▽
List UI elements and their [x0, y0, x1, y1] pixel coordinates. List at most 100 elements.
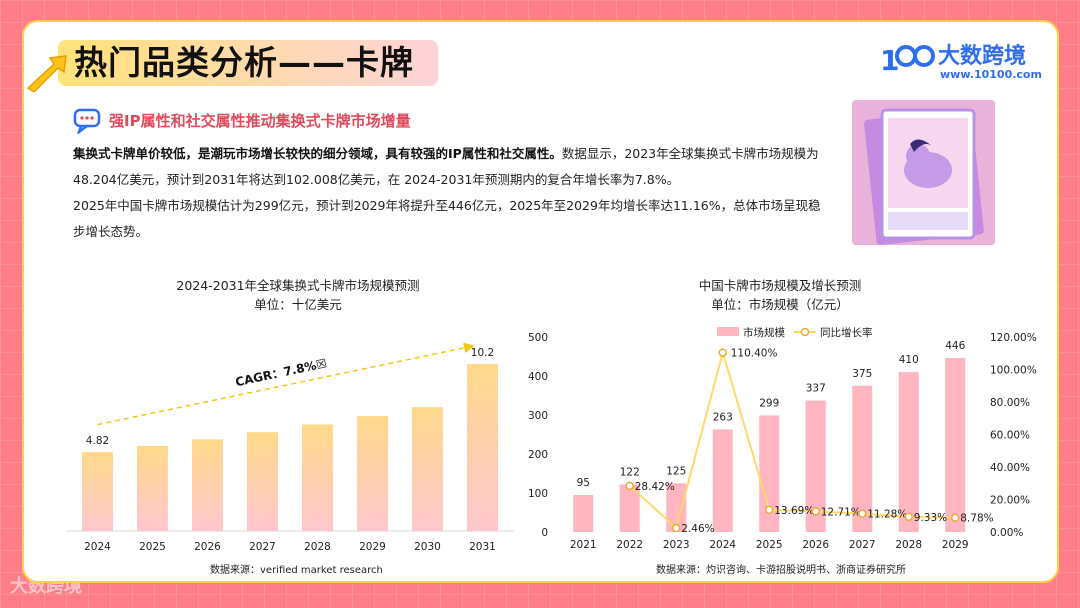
- chart2-title: 中国卡牌市场规模及增长预测: [698, 278, 862, 293]
- chart2-x-tick: 2022: [616, 539, 643, 551]
- chart2-growth-marker: [672, 523, 681, 533]
- description-text-2: 2025年中国卡牌市场规模估计为299亿元，预计到2029年将提升至446亿元，…: [73, 198, 821, 239]
- chart1-x-tick: 2030: [414, 541, 441, 553]
- chart2-growth-marker: [811, 507, 820, 516]
- chart2-growth-label: 28.42%: [635, 481, 675, 493]
- chart1-title: 2024-2031年全球集换式卡牌市场规模预测: [176, 278, 420, 293]
- page-title: 热门品类分析——卡牌: [74, 43, 414, 82]
- section-subtitle: 强IP属性和社交属性推动集换式卡牌市场增量: [109, 112, 411, 130]
- chart2-right-tick: 40.00%: [990, 462, 1030, 474]
- chart2-source: 数据来源：灼识咨询、卡游招股说明书、浙商证券研究所: [656, 565, 906, 576]
- chart2-bar: [759, 415, 780, 532]
- arrow-pointer-icon: [26, 55, 67, 92]
- chart2-growth-marker: [625, 481, 634, 491]
- chart2-bar-label: 375: [852, 368, 872, 380]
- chart2-growth-marker: [718, 348, 727, 357]
- chart2-legend-line-label: 同比增长率: [820, 326, 873, 339]
- chart1-x-tick: 2026: [194, 541, 221, 553]
- chart2-bar: [712, 429, 733, 532]
- brand-logo: 1 大数跨境 www.10100.com: [880, 38, 1042, 84]
- chart2-x-tick: 2028: [895, 539, 922, 551]
- chart2-x-tick: 2029: [942, 539, 969, 551]
- chart2-legend-line-marker: [800, 327, 810, 337]
- chart2-bar: [898, 372, 919, 532]
- chart1-bar: [302, 424, 333, 531]
- global-tcg-bar-chart: 2024 4.82 2025 2026 2027 2028 2029 2030 2031 10.2…: [66, 342, 514, 553]
- chart1-trend-arrow: [97, 342, 475, 426]
- chart2-x-tick: 2024: [709, 539, 736, 551]
- chart2-legend-bar-label: 市场规模: [743, 326, 785, 339]
- chart2-growth-label: 9.33%: [914, 512, 947, 524]
- chart2-growth-label: 110.40%: [731, 348, 778, 360]
- chart2-right-tick: 0.00%: [990, 527, 1023, 539]
- chart2-left-tick: 300: [528, 410, 548, 422]
- chart1-bar: [412, 407, 443, 531]
- chart2-left-tick: 500: [528, 332, 548, 344]
- logo-icon: 1: [880, 44, 935, 77]
- chart2-growth-line: [629, 348, 956, 530]
- chart2-right-tick: 120.00%: [990, 332, 1037, 344]
- chart2-bar-label: 95: [577, 477, 590, 489]
- chart1-data-label: 4.82: [86, 435, 109, 447]
- chart2-bar-label: 410: [899, 354, 919, 366]
- chart2-growth-label: 11.28%: [867, 509, 907, 521]
- chart2-growth-marker: [904, 512, 913, 522]
- trading-card-illustration: [852, 100, 995, 245]
- chart1-bar: [247, 432, 278, 531]
- chart1-bar: [137, 445, 168, 531]
- chart2-x-tick: 2023: [663, 539, 690, 551]
- chart2-bar-label: 122: [620, 466, 640, 478]
- chart2-bar-label: 299: [759, 397, 779, 409]
- chart2-right-tick: 100.00%: [990, 365, 1037, 377]
- chart1-bar: [467, 364, 498, 531]
- chart2-bar: [852, 385, 873, 532]
- chart2-growth-marker: [858, 509, 867, 518]
- description-paragraph: 集换式卡牌单价较低，是潮玩市场增长较快的细分领域，具有较强的IP属性和社交属性。…: [73, 141, 833, 245]
- chart1-x-tick: 2024: [84, 541, 111, 553]
- chart2-left-tick: 100: [528, 488, 548, 500]
- svg-text:1: 1: [880, 44, 899, 77]
- chart1-source: 数据来源：verified market research: [210, 565, 383, 576]
- chart2-bar-label: 125: [666, 465, 686, 477]
- chart2-subtitle: 单位：市场规模（亿元）: [711, 297, 849, 312]
- logo-url: www.10100.com: [940, 68, 1042, 81]
- chart1-bar: [357, 416, 388, 531]
- chart1-bar: [192, 439, 223, 531]
- chart2-left-tick: 0: [541, 527, 548, 539]
- chart1-x-tick: 2029: [359, 541, 386, 553]
- chart1-x-tick: 2028: [304, 541, 331, 553]
- chart2-right-tick: 60.00%: [990, 430, 1030, 442]
- chart1-title-block: 2024-2031年全球集换式卡牌市场规模预测 单位：十亿美元: [138, 276, 458, 314]
- chart2-bar-label: 337: [806, 383, 826, 395]
- chart2-bar: [945, 358, 966, 532]
- chart2-growth-marker: [765, 505, 774, 515]
- chart2-right-tick: 80.00%: [990, 397, 1030, 409]
- chart1-x-tick: 2027: [249, 541, 276, 553]
- trading-card-image: [852, 100, 995, 245]
- description-bold: 集换式卡牌单价较低，是潮玩市场增长较快的细分领域，具有较强的IP属性和社交属性。: [73, 146, 562, 161]
- chart2-growth-label: 8.78%: [960, 513, 993, 525]
- chart2-growth-label: 12.71%: [821, 506, 861, 518]
- chart2-bar: [573, 494, 594, 532]
- chart2-left-tick: 400: [528, 371, 548, 383]
- chart1-subtitle: 单位：十亿美元: [254, 297, 342, 312]
- chart2-right-tick: 20.00%: [990, 495, 1030, 507]
- chart1-bar: [82, 452, 113, 531]
- chart1-cagr-annotation: CAGR：7.8%☒: [234, 356, 328, 389]
- chart1-data-label: 10.2: [471, 347, 494, 359]
- chat-bubble-icon: [73, 108, 101, 134]
- chart2-title-block: 中国卡牌市场规模及增长预测 单位：市场规模（亿元）: [620, 276, 940, 314]
- chart1-x-tick: 2025: [139, 541, 166, 553]
- chart2-legend-bar-swatch: [717, 327, 739, 336]
- description-text-1: 数据显示，2023年全球集换式卡牌市场规模为48.204亿美元，预计到2031年…: [73, 146, 819, 187]
- chart2-x-tick: 2027: [849, 539, 876, 551]
- chart2-x-tick: 2026: [802, 539, 829, 551]
- chart2-x-tick: 2025: [756, 539, 783, 551]
- title-highlight: [58, 40, 438, 86]
- chart2-growth-label: 2.46%: [681, 523, 714, 535]
- chart2-bar: [666, 483, 687, 532]
- chart2-bar: [619, 484, 640, 532]
- chart1-x-tick: 2031: [469, 541, 496, 553]
- chart2-bar: [805, 400, 826, 532]
- chart2-growth-label: 13.69%: [774, 505, 814, 517]
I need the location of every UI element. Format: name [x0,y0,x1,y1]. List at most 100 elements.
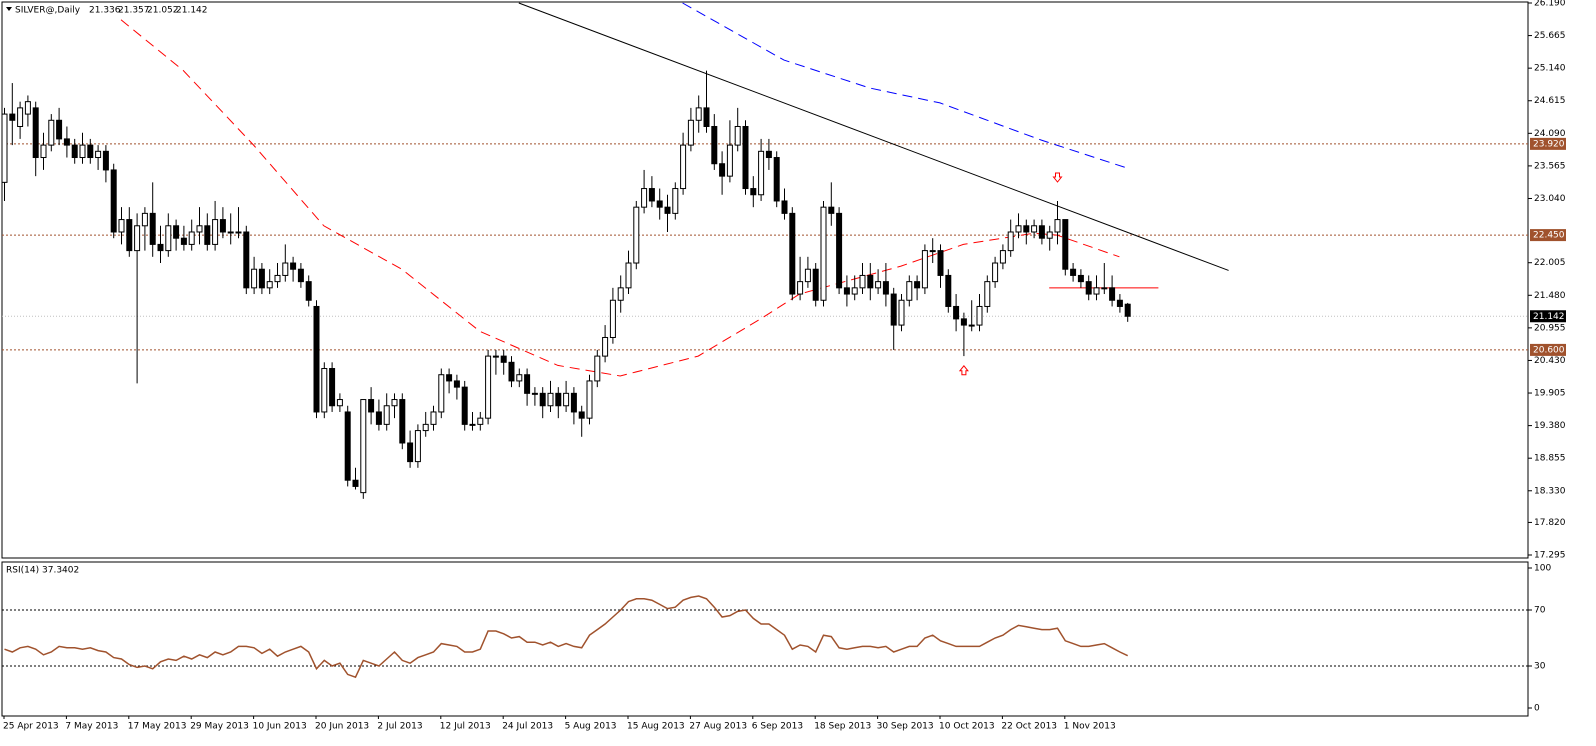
candle-body [17,107,24,127]
candle-body [531,392,538,395]
axes: 26.190 25.665 25.140 24.615 24.090 23.565 23.0… [3,0,1566,732]
candle-body [609,299,616,338]
candle-body [851,287,858,295]
candle-body [469,423,476,426]
candle-body [586,380,593,419]
candle-body [648,188,655,202]
y-tick-label: 26.190 [1534,0,1566,9]
candle-body [516,374,523,382]
candle-body [24,101,31,115]
candle-body [750,188,757,196]
x-tick-label: 5 Aug 2013 [565,722,617,732]
y-tick-label: 19.380 [1534,421,1566,431]
candle-body [570,392,577,413]
candle-body [1077,274,1084,283]
candle-body [539,392,546,407]
rsi-panel [2,595,1528,679]
candle-body [485,355,492,419]
candle-body [820,206,827,301]
main-frame [1,1,1529,559]
x-tick-label: 6 Sep 2013 [752,722,803,732]
candle-body [1093,287,1100,295]
candle-body [258,268,265,289]
y-tick-label: 23.040 [1534,194,1566,204]
candle-body [95,150,102,159]
candle-body [157,243,164,252]
candle-body [375,411,382,425]
candle-body [656,200,663,208]
candle-body [781,200,788,214]
candle-body [992,262,999,283]
x-tick-label: 2 Jul 2013 [377,722,422,732]
candle-body [984,281,991,307]
candle-body [867,274,874,289]
candle-body [875,281,882,289]
candle-body [453,380,460,388]
candle-body [773,157,780,202]
candle-body [758,150,765,196]
candle-body [492,355,499,358]
level-label: 22.450 [1533,231,1565,241]
y-tick-label: 19.905 [1534,389,1566,399]
candle-body [1062,219,1069,270]
x-tick-label: 18 Sep 2013 [814,722,871,732]
candle-body [726,144,733,177]
close-value: 21.142 [176,6,208,16]
candle-body [391,399,398,407]
candle-body [118,219,125,233]
candle-body [859,274,866,289]
candle-body [446,374,453,382]
candle-body [929,250,936,253]
candle-body [999,250,1006,264]
candle-body [680,144,687,190]
open-value: 21.336 [89,6,121,16]
level-label: 23.920 [1533,139,1565,149]
candle-body [352,479,359,487]
candle-body [399,399,406,444]
candle-body [711,125,718,165]
arrow [1052,172,1063,183]
overlay-line [120,19,1120,377]
candle-body [594,355,601,382]
candle-body [1070,268,1077,276]
candle-body [508,361,515,382]
candle-body [836,212,843,289]
candle-body [461,386,468,425]
candle-body [56,119,63,140]
candle-body [477,417,484,425]
candle-body [968,324,975,327]
candle-body [1023,225,1030,233]
candle-body [921,250,928,289]
candle-body [180,237,187,245]
candle-body [1101,287,1108,290]
x-tick-label: 17 May 2013 [128,722,187,732]
y-tick-label: 20.430 [1534,356,1566,366]
x-tick-label: 20 Jun 2013 [315,722,369,732]
candle-body [79,144,86,159]
candle-body [578,411,585,419]
candle-body [2,113,8,183]
x-tick-label: 30 Sep 2013 [877,722,934,732]
x-tick-label: 10 Oct 2013 [939,722,995,732]
candle-body [890,293,897,326]
candle-body [1124,303,1131,317]
candle-body [344,411,351,481]
candle-body [251,268,258,289]
y-tick-label: 20.955 [1534,323,1566,333]
candle-body [914,281,921,289]
candle-body [882,281,889,295]
candle-body [1054,219,1061,233]
candle-body [219,219,226,233]
y-tick-label: 18.330 [1534,486,1566,496]
level-label-box [1530,229,1566,242]
x-tick-label: 27 Aug 2013 [689,722,747,732]
candle-body [625,262,632,289]
rsi-line [4,595,1129,679]
candle-body [313,305,320,413]
candle-body [555,392,562,407]
x-tick-label: 24 Jul 2013 [502,722,553,732]
candle-body [110,169,117,233]
y-tick-label: 25.665 [1534,31,1566,41]
level-label-box [1530,343,1566,356]
current-price-label: 21.142 [1533,312,1565,322]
△
§ **PROBLEM**
Give as a numbered list, with blank lines left out, the lines of the records from the line with "candle-body [17,107,24,127]" up to and including the line with "x-tick-label: 6 Sep 2013 [752,722,803,732]".

§ **IN RESPONSE**
1. candle-body [17,107,24,127]
2. candle-body [531,392,538,395]
3. axes: 26.190 25.665 25.140 24.615 24.090 23.565 23.0… [3,0,1566,732]
4. candle-body [609,299,616,338]
5. candle-body [851,287,858,295]
6. candle-body [469,423,476,426]
7. candle-body [586,380,593,419]
8. candle-body [648,188,655,202]
9. y-tick-label: 26.190 [1534,0,1566,9]
10. candle-body [516,374,523,382]
11. candle-body [24,101,31,115]
12. candle-body [750,188,757,196]
13. x-tick-label: 5 Aug 2013 [565,722,617,732]
14. y-tick-label: 19.380 [1534,421,1566,431]
15. candle-body [570,392,577,413]
16. candle-body [1077,274,1084,283]
17. candle-body [539,392,546,407]
18. rsi-panel [2,595,1528,679]
19. candle-body [485,355,492,419]
20. candle-body [820,206,827,301]
21. main-frame [1,1,1529,559]
22. x-tick-label: 6 Sep 2013 [752,722,803,732]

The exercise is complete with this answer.